Innovative 'Smart Highway' Glows in the Dark

smart-highway
The Dutch "smart highway" will have features like glowing ice crystals to warn drivers of icy conditions. (Image credit: Screengrab from Telegraph.co.uk)

From the country that gave the world wooden shoes comes a much slicker way to travel: A Dutch design firm is creating a "smart highway" that glows in the dark, charges electric vehicles and displays weather and road conditions on its illuminated surface.

As eco-friendly as it is innovative, the first stretch of this experimental highway will be built in mid-2013 in the Netherlands. Daan Roosegaarde, founder of design lab Studio Roosegaarde, expects the road to be "the Route 66 of the future," according to Popular Science.

The highway will feature lane dividers made from photoluminescent paint that recharges during daylight, then glows throughout the night. And temperature-sensitive paints on the roadway will display ice crystals in below-freezing weather to warn drivers of possible icy conditions, according to Wired.
--------------------------------------------------
* PROBLEM TO SOLVE:
Answer from the smart highway article above:
1. When is the first stretch of the highway to be built?
2. Who founded the design lab Studio Roosegaarde?
3. What material will the lane dividers be made from?
--------------------------------------------------
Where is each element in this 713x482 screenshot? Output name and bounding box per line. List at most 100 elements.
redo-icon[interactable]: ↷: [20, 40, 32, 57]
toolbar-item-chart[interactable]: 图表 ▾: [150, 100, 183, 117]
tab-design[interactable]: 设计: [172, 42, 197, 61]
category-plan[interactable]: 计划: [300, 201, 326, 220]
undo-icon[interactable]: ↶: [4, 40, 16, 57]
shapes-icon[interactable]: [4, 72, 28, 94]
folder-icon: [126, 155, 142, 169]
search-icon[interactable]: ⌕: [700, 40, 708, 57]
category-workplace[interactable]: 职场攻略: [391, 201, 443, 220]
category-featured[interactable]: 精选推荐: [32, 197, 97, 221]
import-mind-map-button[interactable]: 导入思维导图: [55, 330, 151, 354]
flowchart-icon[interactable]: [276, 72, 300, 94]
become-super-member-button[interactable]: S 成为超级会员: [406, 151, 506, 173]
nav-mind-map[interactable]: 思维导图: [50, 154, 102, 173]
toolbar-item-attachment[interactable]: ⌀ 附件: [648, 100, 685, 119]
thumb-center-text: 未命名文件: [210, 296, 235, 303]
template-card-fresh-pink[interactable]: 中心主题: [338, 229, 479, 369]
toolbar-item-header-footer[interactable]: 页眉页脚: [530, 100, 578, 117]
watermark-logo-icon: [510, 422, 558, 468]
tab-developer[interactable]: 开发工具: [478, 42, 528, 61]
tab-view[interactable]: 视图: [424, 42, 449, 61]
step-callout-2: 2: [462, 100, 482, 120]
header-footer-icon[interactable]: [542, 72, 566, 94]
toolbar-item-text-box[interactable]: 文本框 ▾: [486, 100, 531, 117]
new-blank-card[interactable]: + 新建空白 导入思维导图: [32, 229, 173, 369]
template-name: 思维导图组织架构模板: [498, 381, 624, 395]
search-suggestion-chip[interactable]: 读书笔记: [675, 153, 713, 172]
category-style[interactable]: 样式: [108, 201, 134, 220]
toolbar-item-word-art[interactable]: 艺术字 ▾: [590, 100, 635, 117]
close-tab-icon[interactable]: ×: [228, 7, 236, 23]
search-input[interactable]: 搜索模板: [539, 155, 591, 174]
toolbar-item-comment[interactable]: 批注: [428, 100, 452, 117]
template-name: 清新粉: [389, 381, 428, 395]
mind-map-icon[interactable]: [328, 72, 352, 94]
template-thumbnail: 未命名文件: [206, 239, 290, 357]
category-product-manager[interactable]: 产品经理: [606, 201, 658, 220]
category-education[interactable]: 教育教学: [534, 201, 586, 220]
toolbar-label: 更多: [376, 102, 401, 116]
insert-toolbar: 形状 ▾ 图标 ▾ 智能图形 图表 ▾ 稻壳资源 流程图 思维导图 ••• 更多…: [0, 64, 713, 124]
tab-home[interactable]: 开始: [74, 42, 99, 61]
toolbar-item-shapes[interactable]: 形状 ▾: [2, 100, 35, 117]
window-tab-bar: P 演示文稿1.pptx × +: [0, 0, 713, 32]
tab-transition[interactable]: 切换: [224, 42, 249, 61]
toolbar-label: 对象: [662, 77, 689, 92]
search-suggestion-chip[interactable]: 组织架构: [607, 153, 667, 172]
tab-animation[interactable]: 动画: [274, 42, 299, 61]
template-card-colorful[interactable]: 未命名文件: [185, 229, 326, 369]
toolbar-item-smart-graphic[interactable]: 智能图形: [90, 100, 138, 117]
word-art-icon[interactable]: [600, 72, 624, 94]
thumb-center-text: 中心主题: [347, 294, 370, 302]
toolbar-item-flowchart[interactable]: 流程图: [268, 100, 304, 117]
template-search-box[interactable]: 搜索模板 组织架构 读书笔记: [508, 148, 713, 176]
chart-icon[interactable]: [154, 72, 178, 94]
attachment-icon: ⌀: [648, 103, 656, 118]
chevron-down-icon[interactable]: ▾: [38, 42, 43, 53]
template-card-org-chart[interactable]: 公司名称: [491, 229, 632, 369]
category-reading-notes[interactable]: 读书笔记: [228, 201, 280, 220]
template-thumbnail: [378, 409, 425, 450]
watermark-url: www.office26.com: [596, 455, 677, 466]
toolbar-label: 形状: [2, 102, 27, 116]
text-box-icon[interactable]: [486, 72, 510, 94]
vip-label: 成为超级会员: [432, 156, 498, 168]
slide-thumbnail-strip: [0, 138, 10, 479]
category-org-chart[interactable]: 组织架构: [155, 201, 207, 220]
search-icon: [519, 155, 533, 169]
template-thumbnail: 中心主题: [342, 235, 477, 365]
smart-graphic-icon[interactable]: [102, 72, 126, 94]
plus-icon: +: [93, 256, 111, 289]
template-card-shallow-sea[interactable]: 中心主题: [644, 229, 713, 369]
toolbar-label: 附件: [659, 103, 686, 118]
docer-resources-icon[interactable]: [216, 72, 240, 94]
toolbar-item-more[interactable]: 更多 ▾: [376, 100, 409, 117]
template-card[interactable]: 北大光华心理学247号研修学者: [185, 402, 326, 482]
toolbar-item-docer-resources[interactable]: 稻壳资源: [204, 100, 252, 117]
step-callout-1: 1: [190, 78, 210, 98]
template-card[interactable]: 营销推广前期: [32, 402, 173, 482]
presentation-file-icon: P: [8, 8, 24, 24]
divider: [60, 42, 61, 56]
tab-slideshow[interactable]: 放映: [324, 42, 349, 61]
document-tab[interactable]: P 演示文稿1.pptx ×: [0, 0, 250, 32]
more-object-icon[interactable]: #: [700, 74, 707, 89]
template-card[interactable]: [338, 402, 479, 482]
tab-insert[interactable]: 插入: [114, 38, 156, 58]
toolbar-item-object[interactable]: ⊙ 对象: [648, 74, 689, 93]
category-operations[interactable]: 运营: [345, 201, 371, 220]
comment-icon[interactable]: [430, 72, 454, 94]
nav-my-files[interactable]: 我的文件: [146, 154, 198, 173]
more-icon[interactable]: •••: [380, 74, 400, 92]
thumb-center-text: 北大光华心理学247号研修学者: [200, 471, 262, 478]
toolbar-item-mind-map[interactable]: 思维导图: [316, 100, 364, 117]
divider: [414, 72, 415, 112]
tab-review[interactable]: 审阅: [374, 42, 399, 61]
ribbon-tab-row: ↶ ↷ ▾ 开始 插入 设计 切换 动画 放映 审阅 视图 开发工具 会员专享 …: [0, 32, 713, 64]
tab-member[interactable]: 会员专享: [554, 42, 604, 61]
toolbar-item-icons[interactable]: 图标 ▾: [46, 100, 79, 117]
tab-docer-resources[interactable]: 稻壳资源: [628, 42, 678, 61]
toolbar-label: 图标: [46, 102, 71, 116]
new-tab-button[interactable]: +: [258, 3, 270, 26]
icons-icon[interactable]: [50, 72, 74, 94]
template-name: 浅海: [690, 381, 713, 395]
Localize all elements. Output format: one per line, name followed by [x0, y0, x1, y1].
--------------------------------------------------
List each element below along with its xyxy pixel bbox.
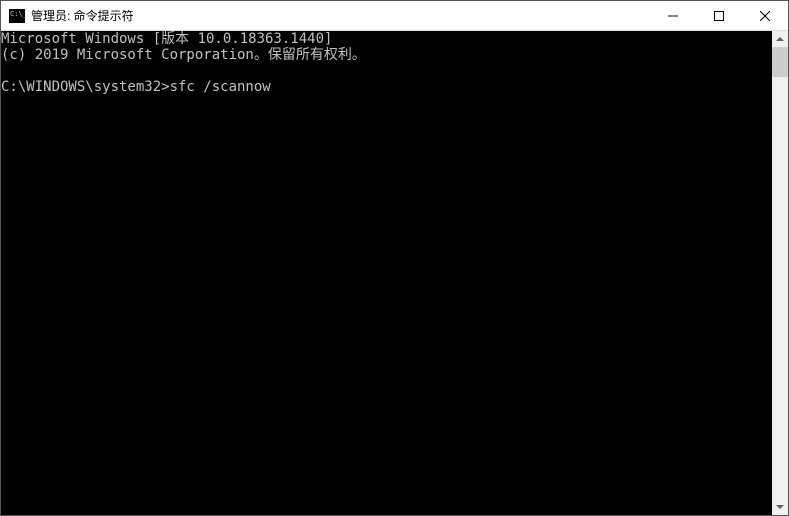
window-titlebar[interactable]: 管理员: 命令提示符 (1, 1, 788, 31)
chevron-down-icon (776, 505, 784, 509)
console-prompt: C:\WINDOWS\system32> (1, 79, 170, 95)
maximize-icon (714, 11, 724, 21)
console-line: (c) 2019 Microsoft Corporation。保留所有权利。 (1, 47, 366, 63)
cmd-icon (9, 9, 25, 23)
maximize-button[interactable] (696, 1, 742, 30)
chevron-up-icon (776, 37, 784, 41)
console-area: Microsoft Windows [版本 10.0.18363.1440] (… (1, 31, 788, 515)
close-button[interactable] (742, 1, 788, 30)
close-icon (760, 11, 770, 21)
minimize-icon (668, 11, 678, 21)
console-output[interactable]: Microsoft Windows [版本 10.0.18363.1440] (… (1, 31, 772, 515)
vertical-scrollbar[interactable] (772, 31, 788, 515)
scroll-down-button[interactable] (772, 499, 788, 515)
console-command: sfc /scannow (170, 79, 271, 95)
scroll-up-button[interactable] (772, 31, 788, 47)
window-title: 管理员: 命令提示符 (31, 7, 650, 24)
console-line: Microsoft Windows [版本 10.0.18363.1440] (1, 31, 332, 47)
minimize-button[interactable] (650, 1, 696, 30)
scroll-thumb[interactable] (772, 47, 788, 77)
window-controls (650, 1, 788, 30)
--------------------------------------------------
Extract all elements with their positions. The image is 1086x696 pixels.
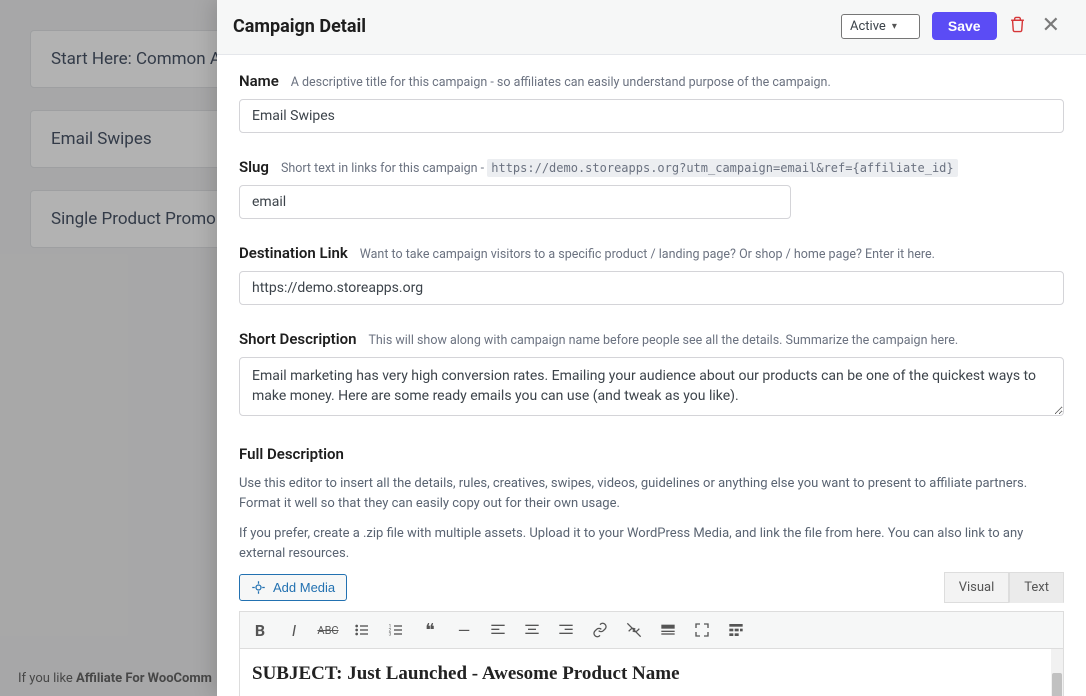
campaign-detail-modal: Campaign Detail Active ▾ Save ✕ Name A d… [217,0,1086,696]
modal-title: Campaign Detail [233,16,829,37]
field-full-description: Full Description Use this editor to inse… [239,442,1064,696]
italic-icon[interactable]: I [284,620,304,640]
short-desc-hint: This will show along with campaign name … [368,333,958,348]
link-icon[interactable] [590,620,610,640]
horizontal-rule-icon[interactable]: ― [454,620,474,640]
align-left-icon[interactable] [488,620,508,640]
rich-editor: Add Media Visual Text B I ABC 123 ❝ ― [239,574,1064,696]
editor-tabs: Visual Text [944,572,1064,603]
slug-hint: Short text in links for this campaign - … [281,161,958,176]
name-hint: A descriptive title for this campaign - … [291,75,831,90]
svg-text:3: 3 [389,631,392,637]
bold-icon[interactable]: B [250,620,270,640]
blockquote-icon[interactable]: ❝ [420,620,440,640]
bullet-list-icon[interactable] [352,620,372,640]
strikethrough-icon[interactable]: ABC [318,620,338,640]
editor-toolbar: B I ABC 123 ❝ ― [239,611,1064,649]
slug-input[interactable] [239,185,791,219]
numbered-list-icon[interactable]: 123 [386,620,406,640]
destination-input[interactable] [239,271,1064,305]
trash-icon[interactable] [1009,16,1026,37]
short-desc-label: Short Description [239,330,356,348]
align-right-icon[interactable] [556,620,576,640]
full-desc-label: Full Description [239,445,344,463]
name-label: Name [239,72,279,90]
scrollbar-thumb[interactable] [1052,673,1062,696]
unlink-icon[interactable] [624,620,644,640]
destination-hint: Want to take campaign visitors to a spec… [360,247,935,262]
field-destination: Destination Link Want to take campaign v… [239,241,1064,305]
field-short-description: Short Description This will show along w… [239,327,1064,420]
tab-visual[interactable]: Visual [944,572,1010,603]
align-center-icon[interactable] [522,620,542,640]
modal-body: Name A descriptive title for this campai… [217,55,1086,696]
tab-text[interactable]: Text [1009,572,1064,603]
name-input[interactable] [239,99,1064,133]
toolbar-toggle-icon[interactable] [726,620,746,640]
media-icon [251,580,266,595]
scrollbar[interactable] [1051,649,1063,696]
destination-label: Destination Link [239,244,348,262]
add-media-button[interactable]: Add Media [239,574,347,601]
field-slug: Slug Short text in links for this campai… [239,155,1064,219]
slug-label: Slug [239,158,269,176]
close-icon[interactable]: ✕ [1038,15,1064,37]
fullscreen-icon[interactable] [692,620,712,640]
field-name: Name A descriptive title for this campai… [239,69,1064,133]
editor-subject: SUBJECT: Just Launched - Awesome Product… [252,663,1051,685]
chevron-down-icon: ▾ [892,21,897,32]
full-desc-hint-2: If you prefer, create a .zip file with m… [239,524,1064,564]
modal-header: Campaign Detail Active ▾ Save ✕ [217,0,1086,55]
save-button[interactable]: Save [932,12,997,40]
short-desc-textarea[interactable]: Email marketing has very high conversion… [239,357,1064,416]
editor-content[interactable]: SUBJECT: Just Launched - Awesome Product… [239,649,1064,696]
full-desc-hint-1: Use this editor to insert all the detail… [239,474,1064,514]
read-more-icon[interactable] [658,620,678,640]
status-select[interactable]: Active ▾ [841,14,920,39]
--------------------------------------------------
* WORKED ANSWER:
1. In mid-2013, in the Netherlands.
2. Daan Roosegaarde.
3. Photoluminescent paint that recharges during daylight and glows through the night.